=== Task to carry out ===
Could you filter the records below down to the lines that include the word "document"?

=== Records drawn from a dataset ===
##########

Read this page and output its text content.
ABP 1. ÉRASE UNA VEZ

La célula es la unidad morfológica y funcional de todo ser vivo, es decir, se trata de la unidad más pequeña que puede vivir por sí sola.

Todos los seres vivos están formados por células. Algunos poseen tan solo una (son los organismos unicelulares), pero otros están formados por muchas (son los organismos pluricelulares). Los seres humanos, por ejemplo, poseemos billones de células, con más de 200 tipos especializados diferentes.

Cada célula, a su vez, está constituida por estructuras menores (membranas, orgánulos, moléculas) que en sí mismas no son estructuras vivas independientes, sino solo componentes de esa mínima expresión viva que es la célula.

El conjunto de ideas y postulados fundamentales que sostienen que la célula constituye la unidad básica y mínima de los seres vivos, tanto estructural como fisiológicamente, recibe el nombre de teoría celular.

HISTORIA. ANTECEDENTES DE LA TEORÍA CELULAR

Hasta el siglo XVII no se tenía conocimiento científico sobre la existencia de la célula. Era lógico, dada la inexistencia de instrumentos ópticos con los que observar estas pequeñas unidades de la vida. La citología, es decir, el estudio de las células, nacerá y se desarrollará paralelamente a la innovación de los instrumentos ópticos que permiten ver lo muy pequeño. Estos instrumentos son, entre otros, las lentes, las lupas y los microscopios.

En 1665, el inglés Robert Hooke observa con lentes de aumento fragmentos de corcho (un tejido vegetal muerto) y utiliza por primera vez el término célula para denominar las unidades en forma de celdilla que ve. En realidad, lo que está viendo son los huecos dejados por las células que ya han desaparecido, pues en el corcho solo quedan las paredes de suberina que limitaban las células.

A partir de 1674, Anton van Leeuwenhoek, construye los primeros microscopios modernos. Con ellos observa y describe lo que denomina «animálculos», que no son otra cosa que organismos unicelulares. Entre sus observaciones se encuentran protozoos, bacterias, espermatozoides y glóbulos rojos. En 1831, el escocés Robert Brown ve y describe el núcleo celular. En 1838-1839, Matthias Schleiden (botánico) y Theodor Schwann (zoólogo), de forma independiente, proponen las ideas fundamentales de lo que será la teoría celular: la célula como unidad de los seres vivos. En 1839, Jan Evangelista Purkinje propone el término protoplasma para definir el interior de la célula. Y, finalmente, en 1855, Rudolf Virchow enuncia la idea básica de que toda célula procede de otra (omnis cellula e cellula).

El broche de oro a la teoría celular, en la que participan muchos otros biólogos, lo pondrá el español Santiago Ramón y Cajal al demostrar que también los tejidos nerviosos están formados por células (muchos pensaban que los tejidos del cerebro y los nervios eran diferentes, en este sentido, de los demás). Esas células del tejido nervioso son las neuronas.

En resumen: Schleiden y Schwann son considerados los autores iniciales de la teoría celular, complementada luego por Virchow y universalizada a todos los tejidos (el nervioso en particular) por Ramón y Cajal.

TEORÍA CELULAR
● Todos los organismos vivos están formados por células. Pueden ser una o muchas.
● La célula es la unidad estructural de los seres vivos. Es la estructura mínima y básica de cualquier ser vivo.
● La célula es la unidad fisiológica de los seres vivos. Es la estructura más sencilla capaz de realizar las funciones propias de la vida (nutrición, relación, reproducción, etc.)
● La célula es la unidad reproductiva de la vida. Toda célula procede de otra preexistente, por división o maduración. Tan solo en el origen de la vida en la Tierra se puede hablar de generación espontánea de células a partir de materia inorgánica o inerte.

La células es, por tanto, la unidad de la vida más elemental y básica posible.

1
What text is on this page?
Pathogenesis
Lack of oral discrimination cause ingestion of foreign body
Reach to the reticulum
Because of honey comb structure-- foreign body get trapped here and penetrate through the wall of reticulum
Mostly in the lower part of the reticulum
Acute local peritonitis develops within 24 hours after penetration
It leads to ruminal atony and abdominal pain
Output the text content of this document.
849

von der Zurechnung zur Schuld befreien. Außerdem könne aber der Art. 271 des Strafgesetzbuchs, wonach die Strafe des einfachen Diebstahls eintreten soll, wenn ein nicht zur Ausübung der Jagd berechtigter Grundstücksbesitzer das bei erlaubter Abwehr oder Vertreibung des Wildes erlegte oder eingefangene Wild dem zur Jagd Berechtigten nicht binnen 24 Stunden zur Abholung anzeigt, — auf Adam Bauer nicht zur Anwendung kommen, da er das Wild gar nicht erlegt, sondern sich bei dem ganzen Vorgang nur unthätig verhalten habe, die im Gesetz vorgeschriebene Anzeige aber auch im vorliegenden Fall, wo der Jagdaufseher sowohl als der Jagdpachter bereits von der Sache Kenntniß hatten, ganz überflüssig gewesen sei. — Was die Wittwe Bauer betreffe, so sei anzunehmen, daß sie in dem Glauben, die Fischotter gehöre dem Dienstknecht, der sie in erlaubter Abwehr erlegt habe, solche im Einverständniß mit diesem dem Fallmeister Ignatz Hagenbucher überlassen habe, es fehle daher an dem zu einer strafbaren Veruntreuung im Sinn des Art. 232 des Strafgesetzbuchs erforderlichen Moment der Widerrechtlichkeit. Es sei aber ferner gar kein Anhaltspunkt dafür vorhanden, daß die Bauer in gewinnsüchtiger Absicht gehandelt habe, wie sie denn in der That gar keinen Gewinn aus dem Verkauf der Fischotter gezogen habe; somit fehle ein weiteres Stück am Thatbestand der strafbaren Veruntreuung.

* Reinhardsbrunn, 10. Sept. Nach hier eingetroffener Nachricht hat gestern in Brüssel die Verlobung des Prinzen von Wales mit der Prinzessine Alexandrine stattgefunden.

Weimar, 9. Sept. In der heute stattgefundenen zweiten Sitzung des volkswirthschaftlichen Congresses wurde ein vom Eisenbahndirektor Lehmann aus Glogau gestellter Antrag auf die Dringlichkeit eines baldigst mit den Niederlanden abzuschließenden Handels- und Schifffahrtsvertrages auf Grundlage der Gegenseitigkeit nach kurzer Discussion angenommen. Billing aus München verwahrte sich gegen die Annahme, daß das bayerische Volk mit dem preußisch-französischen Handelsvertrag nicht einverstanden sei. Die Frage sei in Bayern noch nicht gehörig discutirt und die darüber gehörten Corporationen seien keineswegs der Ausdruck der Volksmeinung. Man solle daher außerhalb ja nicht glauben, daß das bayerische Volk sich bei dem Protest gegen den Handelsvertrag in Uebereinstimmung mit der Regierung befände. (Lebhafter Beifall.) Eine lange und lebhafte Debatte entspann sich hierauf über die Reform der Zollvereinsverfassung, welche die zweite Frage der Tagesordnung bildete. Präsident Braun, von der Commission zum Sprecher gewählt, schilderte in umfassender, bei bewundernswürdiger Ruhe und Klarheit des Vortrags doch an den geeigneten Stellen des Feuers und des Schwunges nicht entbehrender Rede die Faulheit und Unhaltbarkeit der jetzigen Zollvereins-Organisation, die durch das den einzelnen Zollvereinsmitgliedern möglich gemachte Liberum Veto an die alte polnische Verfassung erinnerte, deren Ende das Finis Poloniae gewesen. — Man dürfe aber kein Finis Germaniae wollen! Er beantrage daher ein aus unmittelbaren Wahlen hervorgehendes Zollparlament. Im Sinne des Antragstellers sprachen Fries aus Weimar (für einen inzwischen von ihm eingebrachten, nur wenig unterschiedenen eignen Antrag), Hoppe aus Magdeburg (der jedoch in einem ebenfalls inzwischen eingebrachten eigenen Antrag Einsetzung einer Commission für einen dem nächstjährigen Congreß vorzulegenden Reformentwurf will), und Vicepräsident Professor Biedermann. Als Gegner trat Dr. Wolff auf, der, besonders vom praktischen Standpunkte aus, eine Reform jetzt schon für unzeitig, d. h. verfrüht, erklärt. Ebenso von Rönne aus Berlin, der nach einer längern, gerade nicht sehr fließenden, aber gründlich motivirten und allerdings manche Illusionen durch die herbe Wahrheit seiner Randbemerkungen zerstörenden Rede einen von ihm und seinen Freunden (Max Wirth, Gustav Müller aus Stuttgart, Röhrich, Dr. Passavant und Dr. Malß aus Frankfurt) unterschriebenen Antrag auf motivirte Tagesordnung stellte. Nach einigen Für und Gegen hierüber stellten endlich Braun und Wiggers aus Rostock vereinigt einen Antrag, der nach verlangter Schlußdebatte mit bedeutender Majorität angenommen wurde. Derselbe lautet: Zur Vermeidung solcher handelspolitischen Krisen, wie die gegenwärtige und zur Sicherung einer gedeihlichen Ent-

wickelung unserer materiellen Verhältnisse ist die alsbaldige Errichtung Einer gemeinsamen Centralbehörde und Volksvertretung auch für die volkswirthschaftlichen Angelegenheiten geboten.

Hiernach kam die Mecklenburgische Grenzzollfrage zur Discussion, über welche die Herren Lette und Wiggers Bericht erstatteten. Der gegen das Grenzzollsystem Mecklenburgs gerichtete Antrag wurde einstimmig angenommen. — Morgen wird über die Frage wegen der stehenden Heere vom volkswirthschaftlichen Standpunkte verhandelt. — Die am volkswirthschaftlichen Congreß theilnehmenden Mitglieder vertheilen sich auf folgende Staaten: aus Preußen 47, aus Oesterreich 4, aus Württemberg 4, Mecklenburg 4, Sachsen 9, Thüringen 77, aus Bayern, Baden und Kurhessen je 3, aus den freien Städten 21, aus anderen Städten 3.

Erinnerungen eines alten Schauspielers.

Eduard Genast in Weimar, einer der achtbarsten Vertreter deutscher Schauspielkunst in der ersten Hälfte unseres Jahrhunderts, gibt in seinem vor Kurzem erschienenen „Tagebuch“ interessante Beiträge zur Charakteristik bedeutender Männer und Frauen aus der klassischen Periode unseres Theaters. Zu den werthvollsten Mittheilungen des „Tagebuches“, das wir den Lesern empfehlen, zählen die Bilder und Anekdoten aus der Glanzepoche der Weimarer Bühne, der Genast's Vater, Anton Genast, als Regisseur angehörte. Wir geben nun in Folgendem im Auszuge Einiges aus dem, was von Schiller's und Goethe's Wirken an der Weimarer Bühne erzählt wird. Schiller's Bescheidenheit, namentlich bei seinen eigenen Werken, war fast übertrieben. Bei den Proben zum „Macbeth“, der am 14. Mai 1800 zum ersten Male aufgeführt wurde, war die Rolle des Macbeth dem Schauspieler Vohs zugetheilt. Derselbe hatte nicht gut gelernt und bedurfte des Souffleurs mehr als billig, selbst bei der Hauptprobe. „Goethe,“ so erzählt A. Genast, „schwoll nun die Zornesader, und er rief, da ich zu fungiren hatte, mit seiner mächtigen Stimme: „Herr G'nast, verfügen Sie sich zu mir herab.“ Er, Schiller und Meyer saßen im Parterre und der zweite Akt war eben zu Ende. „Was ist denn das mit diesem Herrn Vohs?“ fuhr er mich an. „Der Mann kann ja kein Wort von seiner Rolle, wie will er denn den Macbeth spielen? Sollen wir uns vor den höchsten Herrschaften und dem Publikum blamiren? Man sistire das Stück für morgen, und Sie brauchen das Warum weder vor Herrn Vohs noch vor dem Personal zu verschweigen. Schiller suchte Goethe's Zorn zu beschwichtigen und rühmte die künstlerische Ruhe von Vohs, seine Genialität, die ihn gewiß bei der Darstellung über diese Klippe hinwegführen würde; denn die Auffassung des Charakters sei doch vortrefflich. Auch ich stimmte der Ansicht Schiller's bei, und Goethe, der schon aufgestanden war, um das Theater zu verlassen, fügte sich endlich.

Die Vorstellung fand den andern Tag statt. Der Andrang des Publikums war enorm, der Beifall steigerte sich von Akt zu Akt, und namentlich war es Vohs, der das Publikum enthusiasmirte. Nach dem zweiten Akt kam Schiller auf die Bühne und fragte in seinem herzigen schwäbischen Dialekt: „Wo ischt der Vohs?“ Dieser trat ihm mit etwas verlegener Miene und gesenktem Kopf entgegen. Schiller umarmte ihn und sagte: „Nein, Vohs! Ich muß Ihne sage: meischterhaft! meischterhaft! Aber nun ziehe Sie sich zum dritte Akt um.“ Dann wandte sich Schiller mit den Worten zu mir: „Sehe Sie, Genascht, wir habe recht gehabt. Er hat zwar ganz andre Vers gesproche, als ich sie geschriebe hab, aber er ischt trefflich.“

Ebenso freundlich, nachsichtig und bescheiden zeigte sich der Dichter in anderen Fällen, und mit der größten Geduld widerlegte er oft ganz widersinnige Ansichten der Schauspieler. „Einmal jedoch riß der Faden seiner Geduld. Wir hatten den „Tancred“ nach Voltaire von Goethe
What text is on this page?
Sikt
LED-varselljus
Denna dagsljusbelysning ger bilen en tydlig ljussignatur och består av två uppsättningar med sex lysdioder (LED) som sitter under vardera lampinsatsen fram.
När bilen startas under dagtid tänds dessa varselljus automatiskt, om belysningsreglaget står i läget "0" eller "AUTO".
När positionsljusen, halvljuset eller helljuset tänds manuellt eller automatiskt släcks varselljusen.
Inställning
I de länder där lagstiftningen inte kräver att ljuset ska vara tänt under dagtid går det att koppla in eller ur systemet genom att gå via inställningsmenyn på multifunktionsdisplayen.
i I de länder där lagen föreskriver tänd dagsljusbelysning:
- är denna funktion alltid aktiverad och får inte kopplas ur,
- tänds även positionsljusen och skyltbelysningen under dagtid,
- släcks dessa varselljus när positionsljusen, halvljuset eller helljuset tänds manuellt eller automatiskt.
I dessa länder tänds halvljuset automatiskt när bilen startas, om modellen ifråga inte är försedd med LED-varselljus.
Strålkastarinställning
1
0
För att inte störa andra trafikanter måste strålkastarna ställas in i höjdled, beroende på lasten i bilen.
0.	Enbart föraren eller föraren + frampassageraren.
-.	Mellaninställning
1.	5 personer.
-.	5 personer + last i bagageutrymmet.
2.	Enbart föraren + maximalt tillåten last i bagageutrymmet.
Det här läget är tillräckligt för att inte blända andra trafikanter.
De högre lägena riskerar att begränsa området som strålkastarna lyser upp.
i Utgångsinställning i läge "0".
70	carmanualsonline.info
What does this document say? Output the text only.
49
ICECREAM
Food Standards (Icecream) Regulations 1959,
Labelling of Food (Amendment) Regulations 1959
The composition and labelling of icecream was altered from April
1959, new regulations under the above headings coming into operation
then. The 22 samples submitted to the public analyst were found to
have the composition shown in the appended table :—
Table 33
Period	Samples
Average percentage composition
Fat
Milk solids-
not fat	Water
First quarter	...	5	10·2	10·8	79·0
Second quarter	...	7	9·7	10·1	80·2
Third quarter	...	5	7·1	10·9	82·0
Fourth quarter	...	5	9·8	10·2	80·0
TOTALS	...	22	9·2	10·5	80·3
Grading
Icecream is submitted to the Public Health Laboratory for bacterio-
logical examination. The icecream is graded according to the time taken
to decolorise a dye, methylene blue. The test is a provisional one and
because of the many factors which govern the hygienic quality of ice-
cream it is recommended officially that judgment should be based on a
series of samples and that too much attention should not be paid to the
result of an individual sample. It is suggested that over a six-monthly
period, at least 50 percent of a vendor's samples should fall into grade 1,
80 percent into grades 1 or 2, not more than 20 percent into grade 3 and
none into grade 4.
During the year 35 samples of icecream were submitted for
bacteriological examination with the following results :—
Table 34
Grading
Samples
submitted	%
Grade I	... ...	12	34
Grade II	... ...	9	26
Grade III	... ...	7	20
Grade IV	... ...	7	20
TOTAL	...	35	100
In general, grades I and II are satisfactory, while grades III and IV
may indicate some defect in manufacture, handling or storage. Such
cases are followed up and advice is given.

##########

=== Answer box ===
Output the text content of this document.
What does this document say? Output the text only.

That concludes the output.